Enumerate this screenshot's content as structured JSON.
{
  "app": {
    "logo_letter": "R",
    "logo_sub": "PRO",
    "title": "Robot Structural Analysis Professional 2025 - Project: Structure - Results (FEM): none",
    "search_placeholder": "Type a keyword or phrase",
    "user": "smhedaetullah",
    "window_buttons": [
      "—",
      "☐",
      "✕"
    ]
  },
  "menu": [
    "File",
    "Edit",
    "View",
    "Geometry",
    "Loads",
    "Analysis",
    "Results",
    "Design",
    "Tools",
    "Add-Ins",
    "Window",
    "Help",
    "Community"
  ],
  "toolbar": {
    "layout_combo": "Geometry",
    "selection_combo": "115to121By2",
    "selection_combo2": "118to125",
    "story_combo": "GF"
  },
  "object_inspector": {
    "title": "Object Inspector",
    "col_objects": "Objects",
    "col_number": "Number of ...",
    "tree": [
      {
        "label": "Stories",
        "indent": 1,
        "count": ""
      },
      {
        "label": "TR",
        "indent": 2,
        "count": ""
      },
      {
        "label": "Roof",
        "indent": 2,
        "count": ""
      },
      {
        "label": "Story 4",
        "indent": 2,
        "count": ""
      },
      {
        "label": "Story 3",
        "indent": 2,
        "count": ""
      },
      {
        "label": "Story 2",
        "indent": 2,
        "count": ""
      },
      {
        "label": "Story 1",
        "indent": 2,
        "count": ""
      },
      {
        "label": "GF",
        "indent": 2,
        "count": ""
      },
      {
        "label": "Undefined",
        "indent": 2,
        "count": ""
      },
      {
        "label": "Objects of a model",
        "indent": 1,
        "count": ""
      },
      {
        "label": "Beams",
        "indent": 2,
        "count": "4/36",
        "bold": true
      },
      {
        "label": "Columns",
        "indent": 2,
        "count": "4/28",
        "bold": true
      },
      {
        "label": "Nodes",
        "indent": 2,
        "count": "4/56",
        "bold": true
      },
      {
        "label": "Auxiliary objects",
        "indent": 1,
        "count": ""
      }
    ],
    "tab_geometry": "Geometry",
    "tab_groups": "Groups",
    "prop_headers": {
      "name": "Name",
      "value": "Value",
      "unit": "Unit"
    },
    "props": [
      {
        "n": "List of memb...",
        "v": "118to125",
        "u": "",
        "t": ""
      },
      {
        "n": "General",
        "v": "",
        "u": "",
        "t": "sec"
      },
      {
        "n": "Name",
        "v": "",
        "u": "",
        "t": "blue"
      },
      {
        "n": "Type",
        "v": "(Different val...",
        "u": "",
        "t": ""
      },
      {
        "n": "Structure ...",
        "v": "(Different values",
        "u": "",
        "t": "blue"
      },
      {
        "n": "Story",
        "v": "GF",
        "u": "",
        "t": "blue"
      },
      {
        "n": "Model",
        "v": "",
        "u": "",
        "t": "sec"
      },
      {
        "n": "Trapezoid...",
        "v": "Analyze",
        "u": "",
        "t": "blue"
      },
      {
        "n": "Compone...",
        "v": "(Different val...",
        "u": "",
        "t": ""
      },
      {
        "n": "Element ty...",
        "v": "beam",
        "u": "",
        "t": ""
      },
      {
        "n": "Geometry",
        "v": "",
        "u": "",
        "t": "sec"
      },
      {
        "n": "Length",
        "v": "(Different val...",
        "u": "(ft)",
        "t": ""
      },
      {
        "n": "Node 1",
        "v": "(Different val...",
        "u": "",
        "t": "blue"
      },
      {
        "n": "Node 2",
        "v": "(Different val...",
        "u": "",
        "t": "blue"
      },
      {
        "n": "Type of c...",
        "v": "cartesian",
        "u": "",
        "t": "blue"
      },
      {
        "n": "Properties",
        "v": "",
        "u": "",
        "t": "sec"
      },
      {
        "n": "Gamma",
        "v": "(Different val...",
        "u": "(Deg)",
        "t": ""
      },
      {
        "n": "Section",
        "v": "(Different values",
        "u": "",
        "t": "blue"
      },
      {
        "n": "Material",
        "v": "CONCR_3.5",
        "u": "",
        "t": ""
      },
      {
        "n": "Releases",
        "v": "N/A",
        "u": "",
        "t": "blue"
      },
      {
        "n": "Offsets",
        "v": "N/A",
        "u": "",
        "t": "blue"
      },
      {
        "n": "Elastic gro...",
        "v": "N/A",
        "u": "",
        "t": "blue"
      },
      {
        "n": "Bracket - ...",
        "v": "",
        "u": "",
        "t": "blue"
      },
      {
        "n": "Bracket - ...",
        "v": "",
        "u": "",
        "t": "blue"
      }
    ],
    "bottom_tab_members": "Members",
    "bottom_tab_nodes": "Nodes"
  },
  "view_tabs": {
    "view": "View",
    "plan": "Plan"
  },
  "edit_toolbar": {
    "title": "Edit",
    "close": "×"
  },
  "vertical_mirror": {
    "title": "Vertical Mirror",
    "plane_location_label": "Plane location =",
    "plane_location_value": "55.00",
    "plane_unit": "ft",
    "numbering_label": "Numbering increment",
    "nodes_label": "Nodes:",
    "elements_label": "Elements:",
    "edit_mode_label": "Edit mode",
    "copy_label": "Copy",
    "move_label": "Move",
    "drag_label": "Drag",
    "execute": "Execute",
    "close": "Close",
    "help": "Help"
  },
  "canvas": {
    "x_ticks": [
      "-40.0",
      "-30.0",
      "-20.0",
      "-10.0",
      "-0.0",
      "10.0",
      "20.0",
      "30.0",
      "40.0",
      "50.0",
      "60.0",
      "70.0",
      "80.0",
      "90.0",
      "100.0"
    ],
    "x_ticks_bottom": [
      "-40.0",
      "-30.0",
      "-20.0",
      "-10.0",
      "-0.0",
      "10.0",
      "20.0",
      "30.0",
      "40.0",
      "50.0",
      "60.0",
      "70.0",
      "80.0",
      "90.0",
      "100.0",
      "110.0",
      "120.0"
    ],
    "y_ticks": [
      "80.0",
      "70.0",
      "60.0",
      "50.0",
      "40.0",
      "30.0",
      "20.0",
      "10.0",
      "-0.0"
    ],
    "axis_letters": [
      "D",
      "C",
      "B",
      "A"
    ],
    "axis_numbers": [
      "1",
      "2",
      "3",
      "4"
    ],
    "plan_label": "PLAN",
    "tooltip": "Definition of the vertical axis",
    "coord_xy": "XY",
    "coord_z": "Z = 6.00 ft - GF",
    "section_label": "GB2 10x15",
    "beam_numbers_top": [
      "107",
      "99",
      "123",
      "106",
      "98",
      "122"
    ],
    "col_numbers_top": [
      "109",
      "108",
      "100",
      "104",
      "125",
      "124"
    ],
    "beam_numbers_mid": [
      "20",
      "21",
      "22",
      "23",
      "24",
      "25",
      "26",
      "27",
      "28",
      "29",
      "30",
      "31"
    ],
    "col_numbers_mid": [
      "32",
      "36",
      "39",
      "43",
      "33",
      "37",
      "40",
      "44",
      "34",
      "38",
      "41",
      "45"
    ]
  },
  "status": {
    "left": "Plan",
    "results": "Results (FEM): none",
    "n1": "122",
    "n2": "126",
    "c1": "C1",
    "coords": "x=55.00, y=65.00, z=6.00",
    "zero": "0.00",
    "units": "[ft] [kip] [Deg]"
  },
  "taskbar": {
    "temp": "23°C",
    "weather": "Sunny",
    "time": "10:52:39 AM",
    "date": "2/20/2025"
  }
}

_EXERCISE TASK_
Take the lines above and print them exactly.

_EXERCISE RESPONSE_
Enumerate this screenshot's content as structured JSON.
{
  "app": {
    "logo_letter": "R",
    "logo_sub": "PRO",
    "title": "Robot Structural Analysis Professional 2025 - Project: Structure - Results (FEM): none",
    "search_placeholder": "Type a keyword or phrase",
    "user": "smhedaetullah",
    "window_buttons": [
      "—",
      "☐",
      "✕"
    ]
  },
  "menu": [
    "File",
    "Edit",
    "View",
    "Geometry",
    "Loads",
    "Analysis",
    "Results",
    "Design",
    "Tools",
    "Add-Ins",
    "Window",
    "Help",
    "Community"
  ],
  "toolbar": {
    "layout_combo": "Geometry",
    "selection_combo": "115to121By2",
    "selection_combo2": "118to125",
    "story_combo": "GF"
  },
  "object_inspector": {
    "title": "Object Inspector",
    "col_objects": "Objects",
    "col_number": "Number of ...",
    "tree": [
      {
        "label": "Stories",
        "indent": 1,
        "count": ""
      },
      {
        "label": "TR",
        "indent": 2,
        "count": ""
      },
      {
        "label": "Roof",
        "indent": 2,
        "count": ""
      },
      {
        "label": "Story 4",
        "indent": 2,
        "count": ""
      },
      {
        "label": "Story 3",
        "indent": 2,
        "count": ""
      },
      {
        "label": "Story 2",
        "indent": 2,
        "count": ""
      },
      {
        "label": "Story 1",
        "indent": 2,
        "count": ""
      },
      {
        "label": "GF",
        "indent": 2,
        "count": ""
      },
      {
        "label": "Undefined",
        "indent": 2,
        "count": ""
      },
      {
        "label": "Objects of a model",
        "indent": 1,
        "count": ""
      },
      {
        "label": "Beams",
        "indent": 2,
        "count": "4/36",
        "bold": true
      },
      {
        "label": "Columns",
        "indent": 2,
        "count": "4/28",
        "bold": true
      },
      {
        "label": "Nodes",
        "indent": 2,
        "count": "4/56",
        "bold": true
      },
      {
        "label": "Auxiliary objects",
        "indent": 1,
        "count": ""
      }
    ],
    "tab_geometry": "Geometry",
    "tab_groups": "Groups",
    "prop_headers": {
      "name": "Name",
      "value": "Value",
      "unit": "Unit"
    },
    "props": [
      {
        "n": "List of memb...",
        "v": "118to125",
        "u": "",
        "t": ""
      },
      {
        "n": "General",
        "v": "",
        "u": "",
        "t": "sec"
      },
      {
        "n": "Name",
        "v": "",
        "u": "",
        "t": "blue"
      },
      {
        "n": "Type",
        "v": "(Different val...",
        "u": "",
        "t": ""
      },
      {
        "n": "Structure ...",
        "v": "(Different values",
        "u": "",
        "t": "blue"
      },
      {
        "n": "Story",
        "v": "GF",
        "u": "",
        "t": "blue"
      },
      {
        "n": "Model",
        "v": "",
        "u": "",
        "t": "sec"
      },
      {
        "n": "Trapezoid...",
        "v": "Analyze",
        "u": "",
        "t": "blue"
      },
      {
        "n": "Compone...",
        "v": "(Different val...",
        "u": "",
        "t": ""
      },
      {
        "n": "Element ty...",
        "v": "beam",
        "u": "",
        "t": ""
      },
      {
        "n": "Geometry",
        "v": "",
        "u": "",
        "t": "sec"
      },
      {
        "n": "Length",
        "v": "(Different val...",
        "u": "(ft)",
        "t": ""
      },
      {
        "n": "Node 1",
        "v": "(Different val...",
        "u": "",
        "t": "blue"
      },
      {
        "n": "Node 2",
        "v": "(Different val...",
        "u": "",
        "t": "blue"
      },
      {
        "n": "Type of c...",
        "v": "cartesian",
        "u": "",
        "t": "blue"
      },
      {
        "n": "Properties",
        "v": "",
        "u": "",
        "t": "sec"
      },
      {
        "n": "Gamma",
        "v": "(Different val...",
        "u": "(Deg)",
        "t": ""
      },
      {
        "n": "Section",
        "v": "(Different values",
        "u": "",
        "t": "blue"
      },
      {
        "n": "Material",
        "v": "CONCR_3.5",
        "u": "",
        "t": ""
      },
      {
        "n": "Releases",
        "v": "N/A",
        "u": "",
        "t": "blue"
      },
      {
        "n": "Offsets",
        "v": "N/A",
        "u": "",
        "t": "blue"
      },
      {
        "n": "Elastic gro...",
        "v": "N/A",
        "u": "",
        "t": "blue"
      },
      {
        "n": "Bracket - ...",
        "v": "",
        "u": "",
        "t": "blue"
      },
      {
        "n": "Bracket - ...",
        "v": "",
        "u": "",
        "t": "blue"
      }
    ],
    "bottom_tab_members": "Members",
    "bottom_tab_nodes": "Nodes"
  },
  "view_tabs": {
    "view": "View",
    "plan": "Plan"
  },
  "edit_toolbar": {
    "title": "Edit",
    "close": "×"
  },
  "vertical_mirror": {
    "title": "Vertical Mirror",
    "plane_location_label": "Plane location =",
    "plane_location_value": "55.00",
    "plane_unit": "ft",
    "numbering_label": "Numbering increment",
    "nodes_label": "Nodes:",
    "elements_label": "Elements:",
    "edit_mode_label": "Edit mode",
    "copy_label": "Copy",
    "move_label": "Move",
    "drag_label": "Drag",
    "execute": "Execute",
    "close": "Close",
    "help": "Help"
  },
  "canvas": {
    "x_ticks": [
      "-40.0",
      "-30.0",
      "-20.0",
      "-10.0",
      "-0.0",
      "10.0",
      "20.0",
      "30.0",
      "40.0",
      "50.0",
      "60.0",
      "70.0",
      "80.0",
      "90.0",
      "100.0"
    ],
    "x_ticks_bottom": [
      "-40.0",
      "-30.0",
      "-20.0",
      "-10.0",
      "-0.0",
      "10.0",
      "20.0",
      "30.0",
      "40.0",
      "50.0",
      "60.0",
      "70.0",
      "80.0",
      "90.0",
      "100.0",
      "110.0",
      "120.0"
    ],
    "y_ticks": [
      "80.0",
      "70.0",
      "60.0",
      "50.0",
      "40.0",
      "30.0",
      "20.0",
      "10.0",
      "-0.0"
    ],
    "axis_letters": [
      "D",
      "C",
      "B",
      "A"
    ],
    "axis_numbers": [
      "1",
      "2",
      "3",
      "4"
    ],
    "plan_label": "PLAN",
    "tooltip": "Definition of the vertical axis",
    "coord_xy": "XY",
    "coord_z": "Z = 6.00 ft - GF",
    "section_label": "GB2 10x15",
    "beam_numbers_top": [
      "107",
      "99",
      "123",
      "106",
      "98",
      "122"
    ],
    "col_numbers_top": [
      "109",
      "108",
      "100",
      "104",
      "125",
      "124"
    ],
    "beam_numbers_mid": [
      "20",
      "21",
      "22",
      "23",
      "24",
      "25",
      "26",
      "27",
      "28",
      "29",
      "30",
      "31"
    ],
    "col_numbers_mid": [
      "32",
      "36",
      "39",
      "43",
      "33",
      "37",
      "40",
      "44",
      "34",
      "38",
      "41",
      "45"
    ]
  },
  "status": {
    "left": "Plan",
    "results": "Results (FEM): none",
    "n1": "122",
    "n2": "126",
    "c1": "C1",
    "coords": "x=55.00, y=65.00, z=6.00",
    "zero": "0.00",
    "units": "[ft] [kip] [Deg]"
  },
  "taskbar": {
    "temp": "23°C",
    "weather": "Sunny",
    "time": "10:52:39 AM",
    "date": "2/20/2025"
  }
}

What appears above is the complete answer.